* [WHAT IS NEEDED]:
Write the material out again exactly.

* [AVAILABLE RECORDS]:

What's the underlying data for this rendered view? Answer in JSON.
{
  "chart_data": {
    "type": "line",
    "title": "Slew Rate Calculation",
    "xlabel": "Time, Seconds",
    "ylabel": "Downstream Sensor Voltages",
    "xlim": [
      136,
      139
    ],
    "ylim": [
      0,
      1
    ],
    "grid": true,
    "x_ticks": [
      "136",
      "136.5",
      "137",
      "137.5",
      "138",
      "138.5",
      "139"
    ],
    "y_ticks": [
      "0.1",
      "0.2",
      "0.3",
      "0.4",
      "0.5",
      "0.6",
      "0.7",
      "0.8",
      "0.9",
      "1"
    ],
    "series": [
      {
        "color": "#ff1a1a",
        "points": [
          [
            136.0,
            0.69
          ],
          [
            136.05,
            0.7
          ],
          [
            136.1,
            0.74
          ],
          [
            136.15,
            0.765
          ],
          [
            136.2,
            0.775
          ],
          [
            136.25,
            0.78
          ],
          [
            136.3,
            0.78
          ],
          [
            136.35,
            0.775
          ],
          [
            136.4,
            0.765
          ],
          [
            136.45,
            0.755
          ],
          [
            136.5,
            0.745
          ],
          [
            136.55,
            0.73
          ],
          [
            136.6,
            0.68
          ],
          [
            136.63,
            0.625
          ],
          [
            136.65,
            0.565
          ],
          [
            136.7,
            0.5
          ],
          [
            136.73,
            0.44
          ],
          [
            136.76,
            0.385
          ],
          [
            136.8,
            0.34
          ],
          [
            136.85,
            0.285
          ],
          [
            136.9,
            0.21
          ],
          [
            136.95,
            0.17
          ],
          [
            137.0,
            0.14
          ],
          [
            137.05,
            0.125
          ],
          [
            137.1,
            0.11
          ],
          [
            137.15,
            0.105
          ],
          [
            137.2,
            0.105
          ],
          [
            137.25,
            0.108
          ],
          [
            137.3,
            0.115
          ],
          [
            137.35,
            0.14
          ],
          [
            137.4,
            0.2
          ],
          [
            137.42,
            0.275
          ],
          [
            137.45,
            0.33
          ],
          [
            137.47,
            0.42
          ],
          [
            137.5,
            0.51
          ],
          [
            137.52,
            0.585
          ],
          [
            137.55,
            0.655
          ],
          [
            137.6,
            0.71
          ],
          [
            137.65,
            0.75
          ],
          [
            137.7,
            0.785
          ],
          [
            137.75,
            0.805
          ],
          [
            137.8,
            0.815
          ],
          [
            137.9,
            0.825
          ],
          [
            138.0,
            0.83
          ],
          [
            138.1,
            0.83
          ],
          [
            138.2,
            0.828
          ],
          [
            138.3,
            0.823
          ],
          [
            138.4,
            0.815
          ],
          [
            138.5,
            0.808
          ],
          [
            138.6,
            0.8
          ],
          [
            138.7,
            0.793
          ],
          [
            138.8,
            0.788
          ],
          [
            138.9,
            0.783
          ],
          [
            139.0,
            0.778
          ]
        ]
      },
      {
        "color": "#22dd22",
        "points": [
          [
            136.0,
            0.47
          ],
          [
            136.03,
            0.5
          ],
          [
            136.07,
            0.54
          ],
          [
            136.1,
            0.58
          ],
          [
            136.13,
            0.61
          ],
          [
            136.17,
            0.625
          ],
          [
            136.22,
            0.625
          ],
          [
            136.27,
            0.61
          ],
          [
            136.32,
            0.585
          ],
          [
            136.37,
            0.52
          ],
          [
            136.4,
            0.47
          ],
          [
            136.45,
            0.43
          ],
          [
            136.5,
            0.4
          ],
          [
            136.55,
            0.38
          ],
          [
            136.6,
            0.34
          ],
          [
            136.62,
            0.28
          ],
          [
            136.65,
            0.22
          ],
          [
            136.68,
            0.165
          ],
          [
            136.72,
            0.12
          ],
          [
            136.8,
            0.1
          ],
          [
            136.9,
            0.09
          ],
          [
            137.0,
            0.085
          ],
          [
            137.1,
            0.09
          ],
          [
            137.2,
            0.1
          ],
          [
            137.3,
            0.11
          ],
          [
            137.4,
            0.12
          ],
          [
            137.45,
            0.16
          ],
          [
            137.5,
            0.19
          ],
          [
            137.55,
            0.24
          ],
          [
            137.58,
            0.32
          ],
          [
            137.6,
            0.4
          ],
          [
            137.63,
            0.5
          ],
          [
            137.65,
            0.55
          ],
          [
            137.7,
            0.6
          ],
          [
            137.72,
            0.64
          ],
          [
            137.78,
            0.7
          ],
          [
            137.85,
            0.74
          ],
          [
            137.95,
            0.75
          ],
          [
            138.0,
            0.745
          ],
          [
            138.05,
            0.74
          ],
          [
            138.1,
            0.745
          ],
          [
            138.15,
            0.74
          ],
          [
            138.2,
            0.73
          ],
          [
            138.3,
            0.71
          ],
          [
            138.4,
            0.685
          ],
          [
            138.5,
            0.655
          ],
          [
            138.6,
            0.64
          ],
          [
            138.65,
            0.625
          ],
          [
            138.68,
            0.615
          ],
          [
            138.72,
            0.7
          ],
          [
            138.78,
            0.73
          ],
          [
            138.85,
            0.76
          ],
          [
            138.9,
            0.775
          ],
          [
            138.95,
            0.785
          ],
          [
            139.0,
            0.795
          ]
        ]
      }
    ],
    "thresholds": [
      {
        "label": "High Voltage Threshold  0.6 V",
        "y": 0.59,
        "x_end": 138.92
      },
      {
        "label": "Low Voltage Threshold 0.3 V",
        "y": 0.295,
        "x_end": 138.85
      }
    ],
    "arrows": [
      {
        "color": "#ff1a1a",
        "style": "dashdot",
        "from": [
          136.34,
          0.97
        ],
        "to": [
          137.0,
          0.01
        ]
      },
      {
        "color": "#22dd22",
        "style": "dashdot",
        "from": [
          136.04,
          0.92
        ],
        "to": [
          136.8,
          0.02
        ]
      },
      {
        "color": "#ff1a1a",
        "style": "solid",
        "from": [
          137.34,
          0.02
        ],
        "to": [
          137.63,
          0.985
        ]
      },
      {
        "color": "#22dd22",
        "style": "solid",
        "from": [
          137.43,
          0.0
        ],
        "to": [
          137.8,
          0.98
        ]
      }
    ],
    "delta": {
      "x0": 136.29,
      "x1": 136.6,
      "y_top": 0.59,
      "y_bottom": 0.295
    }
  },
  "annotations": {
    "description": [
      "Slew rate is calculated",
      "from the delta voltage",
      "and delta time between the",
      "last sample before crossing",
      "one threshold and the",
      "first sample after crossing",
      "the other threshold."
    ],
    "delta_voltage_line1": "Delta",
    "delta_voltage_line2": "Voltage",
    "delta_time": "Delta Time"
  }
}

* [EXERCISE ANSWER]:
What's the underlying data for this rendered view? Answer in JSON.
{
  "chart_data": {
    "type": "line",
    "title": "Slew Rate Calculation",
    "xlabel": "Time, Seconds",
    "ylabel": "Downstream Sensor Voltages",
    "xlim": [
      136,
      139
    ],
    "ylim": [
      0,
      1
    ],
    "grid": true,
    "x_ticks": [
      "136",
      "136.5",
      "137",
      "137.5",
      "138",
      "138.5",
      "139"
    ],
    "y_ticks": [
      "0.1",
      "0.2",
      "0.3",
      "0.4",
      "0.5",
      "0.6",
      "0.7",
      "0.8",
      "0.9",
      "1"
    ],
    "series": [
      {
        "color": "#ff1a1a",
        "points": [
          [
            136.0,
            0.69
          ],
          [
            136.05,
            0.7
          ],
          [
            136.1,
            0.74
          ],
          [
            136.15,
            0.765
          ],
          [
            136.2,
            0.775
          ],
          [
            136.25,
            0.78
          ],
          [
            136.3,
            0.78
          ],
          [
            136.35,
            0.775
          ],
          [
            136.4,
            0.765
          ],
          [
            136.45,
            0.755
          ],
          [
            136.5,
            0.745
          ],
          [
            136.55,
            0.73
          ],
          [
            136.6,
            0.68
          ],
          [
            136.63,
            0.625
          ],
          [
            136.65,
            0.565
          ],
          [
            136.7,
            0.5
          ],
          [
            136.73,
            0.44
          ],
          [
            136.76,
            0.385
          ],
          [
            136.8,
            0.34
          ],
          [
            136.85,
            0.285
          ],
          [
            136.9,
            0.21
          ],
          [
            136.95,
            0.17
          ],
          [
            137.0,
            0.14
          ],
          [
            137.05,
            0.125
          ],
          [
            137.1,
            0.11
          ],
          [
            137.15,
            0.105
          ],
          [
            137.2,
            0.105
          ],
          [
            137.25,
            0.108
          ],
          [
            137.3,
            0.115
          ],
          [
            137.35,
            0.14
          ],
          [
            137.4,
            0.2
          ],
          [
            137.42,
            0.275
          ],
          [
            137.45,
            0.33
          ],
          [
            137.47,
            0.42
          ],
          [
            137.5,
            0.51
          ],
          [
            137.52,
            0.585
          ],
          [
            137.55,
            0.655
          ],
          [
            137.6,
            0.71
          ],
          [
            137.65,
            0.75
          ],
          [
            137.7,
            0.785
          ],
          [
            137.75,
            0.805
          ],
          [
            137.8,
            0.815
          ],
          [
            137.9,
            0.825
          ],
          [
            138.0,
            0.83
          ],
          [
            138.1,
            0.83
          ],
          [
            138.2,
            0.828
          ],
          [
            138.3,
            0.823
          ],
          [
            138.4,
            0.815
          ],
          [
            138.5,
            0.808
          ],
          [
            138.6,
            0.8
          ],
          [
            138.7,
            0.793
          ],
          [
            138.8,
            0.788
          ],
          [
            138.9,
            0.783
          ],
          [
            139.0,
            0.778
          ]
        ]
      },
      {
        "color": "#22dd22",
        "points": [
          [
            136.0,
            0.47
          ],
          [
            136.03,
            0.5
          ],
          [
            136.07,
            0.54
          ],
          [
            136.1,
            0.58
          ],
          [
            136.13,
            0.61
          ],
          [
            136.17,
            0.625
          ],
          [
            136.22,
            0.625
          ],
          [
            136.27,
            0.61
          ],
          [
            136.32,
            0.585
          ],
          [
            136.37,
            0.52
          ],
          [
            136.4,
            0.47
          ],
          [
            136.45,
            0.43
          ],
          [
            136.5,
            0.4
          ],
          [
            136.55,
            0.38
          ],
          [
            136.6,
            0.34
          ],
          [
            136.62,
            0.28
          ],
          [
            136.65,
            0.22
          ],
          [
            136.68,
            0.165
          ],
          [
            136.72,
            0.12
          ],
          [
            136.8,
            0.1
          ],
          [
            136.9,
            0.09
          ],
          [
            137.0,
            0.085
          ],
          [
            137.1,
            0.09
          ],
          [
            137.2,
            0.1
          ],
          [
            137.3,
            0.11
          ],
          [
            137.4,
            0.12
          ],
          [
            137.45,
            0.16
          ],
          [
            137.5,
            0.19
          ],
          [
            137.55,
            0.24
          ],
          [
            137.58,
            0.32
          ],
          [
            137.6,
            0.4
          ],
          [
            137.63,
            0.5
          ],
          [
            137.65,
            0.55
          ],
          [
            137.7,
            0.6
          ],
          [
            137.72,
            0.64
          ],
          [
            137.78,
            0.7
          ],
          [
            137.85,
            0.74
          ],
          [
            137.95,
            0.75
          ],
          [
            138.0,
            0.745
          ],
          [
            138.05,
            0.74
          ],
          [
            138.1,
            0.745
          ],
          [
            138.15,
            0.74
          ],
          [
            138.2,
            0.73
          ],
          [
            138.3,
            0.71
          ],
          [
            138.4,
            0.685
          ],
          [
            138.5,
            0.655
          ],
          [
            138.6,
            0.64
          ],
          [
            138.65,
            0.625
          ],
          [
            138.68,
            0.615
          ],
          [
            138.72,
            0.7
          ],
          [
            138.78,
            0.73
          ],
          [
            138.85,
            0.76
          ],
          [
            138.9,
            0.775
          ],
          [
            138.95,
            0.785
          ],
          [
            139.0,
            0.795
          ]
        ]
      }
    ],
    "thresholds": [
      {
        "label": "High Voltage Threshold  0.6 V",
        "y": 0.59,
        "x_end": 138.92
      },
      {
        "label": "Low Voltage Threshold 0.3 V",
        "y": 0.295,
        "x_end": 138.85
      }
    ],
    "arrows": [
      {
        "color": "#ff1a1a",
        "style": "dashdot",
        "from": [
          136.34,
          0.97
        ],
        "to": [
          137.0,
          0.01
        ]
      },
      {
        "color": "#22dd22",
        "style": "dashdot",
        "from": [
          136.04,
          0.92
        ],
        "to": [
          136.8,
          0.02
        ]
      },
      {
        "color": "#ff1a1a",
        "style": "solid",
        "from": [
          137.34,
          0.02
        ],
        "to": [
          137.63,
          0.985
        ]
      },
      {
        "color": "#22dd22",
        "style": "solid",
        "from": [
          137.43,
          0.0
        ],
        "to": [
          137.8,
          0.98
        ]
      }
    ],
    "delta": {
      "x0": 136.29,
      "x1": 136.6,
      "y_top": 0.59,
      "y_bottom": 0.295
    }
  },
  "annotations": {
    "description": [
      "Slew rate is calculated",
      "from the delta voltage",
      "and delta time between the",
      "last sample before crossing",
      "one threshold and the",
      "first sample after crossing",
      "the other threshold."
    ],
    "delta_voltage_line1": "Delta",
    "delta_voltage_line2": "Voltage",
    "delta_time": "Delta Time"
  }
}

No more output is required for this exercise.